» **Structured figure records**:
>> BEGIN

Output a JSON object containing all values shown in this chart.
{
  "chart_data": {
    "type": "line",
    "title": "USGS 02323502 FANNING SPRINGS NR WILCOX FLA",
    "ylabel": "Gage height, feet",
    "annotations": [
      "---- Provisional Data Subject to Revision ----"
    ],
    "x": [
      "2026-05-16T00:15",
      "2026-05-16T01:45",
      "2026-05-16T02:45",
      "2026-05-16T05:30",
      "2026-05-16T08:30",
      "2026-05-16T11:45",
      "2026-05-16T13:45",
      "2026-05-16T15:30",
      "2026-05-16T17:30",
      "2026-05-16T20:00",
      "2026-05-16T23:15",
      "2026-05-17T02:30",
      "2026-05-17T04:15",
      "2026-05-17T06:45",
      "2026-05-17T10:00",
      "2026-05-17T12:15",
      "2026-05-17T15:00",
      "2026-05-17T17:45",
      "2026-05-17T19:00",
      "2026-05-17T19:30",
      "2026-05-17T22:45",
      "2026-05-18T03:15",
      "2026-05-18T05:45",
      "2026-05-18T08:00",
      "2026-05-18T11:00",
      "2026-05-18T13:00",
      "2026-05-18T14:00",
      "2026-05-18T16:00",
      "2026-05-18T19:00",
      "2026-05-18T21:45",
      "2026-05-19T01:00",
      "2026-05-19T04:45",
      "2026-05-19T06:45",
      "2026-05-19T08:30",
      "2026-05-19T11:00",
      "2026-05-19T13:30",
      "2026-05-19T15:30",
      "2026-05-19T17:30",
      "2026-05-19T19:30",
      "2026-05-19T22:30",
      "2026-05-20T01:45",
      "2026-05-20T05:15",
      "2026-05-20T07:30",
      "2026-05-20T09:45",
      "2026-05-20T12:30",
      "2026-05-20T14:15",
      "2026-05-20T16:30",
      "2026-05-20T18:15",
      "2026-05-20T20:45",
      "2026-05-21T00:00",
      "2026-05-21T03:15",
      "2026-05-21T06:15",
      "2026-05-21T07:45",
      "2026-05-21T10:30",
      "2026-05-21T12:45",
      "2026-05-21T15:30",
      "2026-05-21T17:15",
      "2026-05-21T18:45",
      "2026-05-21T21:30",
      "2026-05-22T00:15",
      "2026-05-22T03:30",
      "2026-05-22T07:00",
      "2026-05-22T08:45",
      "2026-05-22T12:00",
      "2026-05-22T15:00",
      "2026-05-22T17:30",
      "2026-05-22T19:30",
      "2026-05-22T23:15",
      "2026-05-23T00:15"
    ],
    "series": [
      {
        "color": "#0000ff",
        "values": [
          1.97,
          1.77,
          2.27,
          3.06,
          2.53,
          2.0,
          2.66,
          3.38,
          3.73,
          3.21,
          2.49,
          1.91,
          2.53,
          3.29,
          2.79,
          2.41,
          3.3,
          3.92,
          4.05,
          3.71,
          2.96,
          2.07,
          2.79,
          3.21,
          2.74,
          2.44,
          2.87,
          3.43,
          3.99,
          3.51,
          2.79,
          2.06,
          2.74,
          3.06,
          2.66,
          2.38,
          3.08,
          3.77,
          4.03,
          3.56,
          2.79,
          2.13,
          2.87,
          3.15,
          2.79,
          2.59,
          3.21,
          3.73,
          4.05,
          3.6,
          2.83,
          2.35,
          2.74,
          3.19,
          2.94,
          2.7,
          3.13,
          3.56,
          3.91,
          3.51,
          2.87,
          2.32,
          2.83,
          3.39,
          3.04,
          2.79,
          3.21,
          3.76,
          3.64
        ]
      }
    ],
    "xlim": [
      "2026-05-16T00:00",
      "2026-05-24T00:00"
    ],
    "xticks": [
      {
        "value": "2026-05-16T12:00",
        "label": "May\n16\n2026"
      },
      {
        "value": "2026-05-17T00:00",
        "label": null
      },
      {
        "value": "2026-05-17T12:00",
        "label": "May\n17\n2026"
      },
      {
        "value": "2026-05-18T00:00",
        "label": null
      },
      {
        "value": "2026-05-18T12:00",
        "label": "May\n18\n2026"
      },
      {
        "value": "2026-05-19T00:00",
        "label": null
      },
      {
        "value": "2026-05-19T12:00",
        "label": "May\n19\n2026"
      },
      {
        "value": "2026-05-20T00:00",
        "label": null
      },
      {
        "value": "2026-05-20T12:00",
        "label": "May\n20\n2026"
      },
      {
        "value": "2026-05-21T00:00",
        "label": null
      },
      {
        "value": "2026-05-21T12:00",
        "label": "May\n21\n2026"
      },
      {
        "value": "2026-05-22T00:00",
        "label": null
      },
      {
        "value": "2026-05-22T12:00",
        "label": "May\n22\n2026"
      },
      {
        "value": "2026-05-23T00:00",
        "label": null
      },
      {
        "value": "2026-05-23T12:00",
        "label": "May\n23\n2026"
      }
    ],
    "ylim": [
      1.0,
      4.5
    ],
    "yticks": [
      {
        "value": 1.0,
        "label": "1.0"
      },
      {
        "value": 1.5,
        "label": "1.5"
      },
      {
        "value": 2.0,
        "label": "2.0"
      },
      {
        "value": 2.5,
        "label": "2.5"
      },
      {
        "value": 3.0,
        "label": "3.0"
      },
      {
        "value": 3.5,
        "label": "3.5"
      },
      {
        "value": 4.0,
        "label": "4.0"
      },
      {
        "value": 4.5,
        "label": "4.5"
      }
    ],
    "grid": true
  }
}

>> END

» **Stated task**: Each line of the listing should be echoed back exactly.

» **Answer for the task**:
Output a JSON object containing all values shown in this chart.
{
  "chart_data": {
    "type": "line",
    "title": "USGS 02323502 FANNING SPRINGS NR WILCOX FLA",
    "ylabel": "Gage height, feet",
    "annotations": [
      "---- Provisional Data Subject to Revision ----"
    ],
    "x": [
      "2026-05-16T00:15",
      "2026-05-16T01:45",
      "2026-05-16T02:45",
      "2026-05-16T05:30",
      "2026-05-16T08:30",
      "2026-05-16T11:45",
      "2026-05-16T13:45",
      "2026-05-16T15:30",
      "2026-05-16T17:30",
      "2026-05-16T20:00",
      "2026-05-16T23:15",
      "2026-05-17T02:30",
      "2026-05-17T04:15",
      "2026-05-17T06:45",
      "2026-05-17T10:00",
      "2026-05-17T12:15",
      "2026-05-17T15:00",
      "2026-05-17T17:45",
      "2026-05-17T19:00",
      "2026-05-17T19:30",
      "2026-05-17T22:45",
      "2026-05-18T03:15",
      "2026-05-18T05:45",
      "2026-05-18T08:00",
      "2026-05-18T11:00",
      "2026-05-18T13:00",
      "2026-05-18T14:00",
      "2026-05-18T16:00",
      "2026-05-18T19:00",
      "2026-05-18T21:45",
      "2026-05-19T01:00",
      "2026-05-19T04:45",
      "2026-05-19T06:45",
      "2026-05-19T08:30",
      "2026-05-19T11:00",
      "2026-05-19T13:30",
      "2026-05-19T15:30",
      "2026-05-19T17:30",
      "2026-05-19T19:30",
      "2026-05-19T22:30",
      "2026-05-20T01:45",
      "2026-05-20T05:15",
      "2026-05-20T07:30",
      "2026-05-20T09:45",
      "2026-05-20T12:30",
      "2026-05-20T14:15",
      "2026-05-20T16:30",
      "2026-05-20T18:15",
      "2026-05-20T20:45",
      "2026-05-21T00:00",
      "2026-05-21T03:15",
      "2026-05-21T06:15",
      "2026-05-21T07:45",
      "2026-05-21T10:30",
      "2026-05-21T12:45",
      "2026-05-21T15:30",
      "2026-05-21T17:15",
      "2026-05-21T18:45",
      "2026-05-21T21:30",
      "2026-05-22T00:15",
      "2026-05-22T03:30",
      "2026-05-22T07:00",
      "2026-05-22T08:45",
      "2026-05-22T12:00",
      "2026-05-22T15:00",
      "2026-05-22T17:30",
      "2026-05-22T19:30",
      "2026-05-22T23:15",
      "2026-05-23T00:15"
    ],
    "series": [
      {
        "color": "#0000ff",
        "values": [
          1.97,
          1.77,
          2.27,
          3.06,
          2.53,
          2.0,
          2.66,
          3.38,
          3.73,
          3.21,
          2.49,
          1.91,
          2.53,
          3.29,
          2.79,
          2.41,
          3.3,
          3.92,
          4.05,
          3.71,
          2.96,
          2.07,
          2.79,
          3.21,
          2.74,
          2.44,
          2.87,
          3.43,
          3.99,
          3.51,
          2.79,
          2.06,
          2.74,
          3.06,
          2.66,
          2.38,
          3.08,
          3.77,
          4.03,
          3.56,
          2.79,
          2.13,
          2.87,
          3.15,
          2.79,
          2.59,
          3.21,
          3.73,
          4.05,
          3.6,
          2.83,
          2.35,
          2.74,
          3.19,
          2.94,
          2.7,
          3.13,
          3.56,
          3.91,
          3.51,
          2.87,
          2.32,
          2.83,
          3.39,
          3.04,
          2.79,
          3.21,
          3.76,
          3.64
        ]
      }
    ],
    "xlim": [
      "2026-05-16T00:00",
      "2026-05-24T00:00"
    ],
    "xticks": [
      {
        "value": "2026-05-16T12:00",
        "label": "May\n16\n2026"
      },
      {
        "value": "2026-05-17T00:00",
        "label": null
      },
      {
        "value": "2026-05-17T12:00",
        "label": "May\n17\n2026"
      },
      {
        "value": "2026-05-18T00:00",
        "label": null
      },
      {
        "value": "2026-05-18T12:00",
        "label": "May\n18\n2026"
      },
      {
        "value": "2026-05-19T00:00",
        "label": null
      },
      {
        "value": "2026-05-19T12:00",
        "label": "May\n19\n2026"
      },
      {
        "value": "2026-05-20T00:00",
        "label": null
      },
      {
        "value": "2026-05-20T12:00",
        "label": "May\n20\n2026"
      },
      {
        "value": "2026-05-21T00:00",
        "label": null
      },
      {
        "value": "2026-05-21T12:00",
        "label": "May\n21\n2026"
      },
      {
        "value": "2026-05-22T00:00",
        "label": null
      },
      {
        "value": "2026-05-22T12:00",
        "label": "May\n22\n2026"
      },
      {
        "value": "2026-05-23T00:00",
        "label": null
      },
      {
        "value": "2026-05-23T12:00",
        "label": "May\n23\n2026"
      }
    ],
    "ylim": [
      1.0,
      4.5
    ],
    "yticks": [
      {
        "value": 1.0,
        "label": "1.0"
      },
      {
        "value": 1.5,
        "label": "1.5"
      },
      {
        "value": 2.0,
        "label": "2.0"
      },
      {
        "value": 2.5,
        "label": "2.5"
      },
      {
        "value": 3.0,
        "label": "3.0"
      },
      {
        "value": 3.5,
        "label": "3.5"
      },
      {
        "value": 4.0,
        "label": "4.0"
      },
      {
        "value": 4.5,
        "label": "4.5"
      }
    ],
    "grid": true
  }
}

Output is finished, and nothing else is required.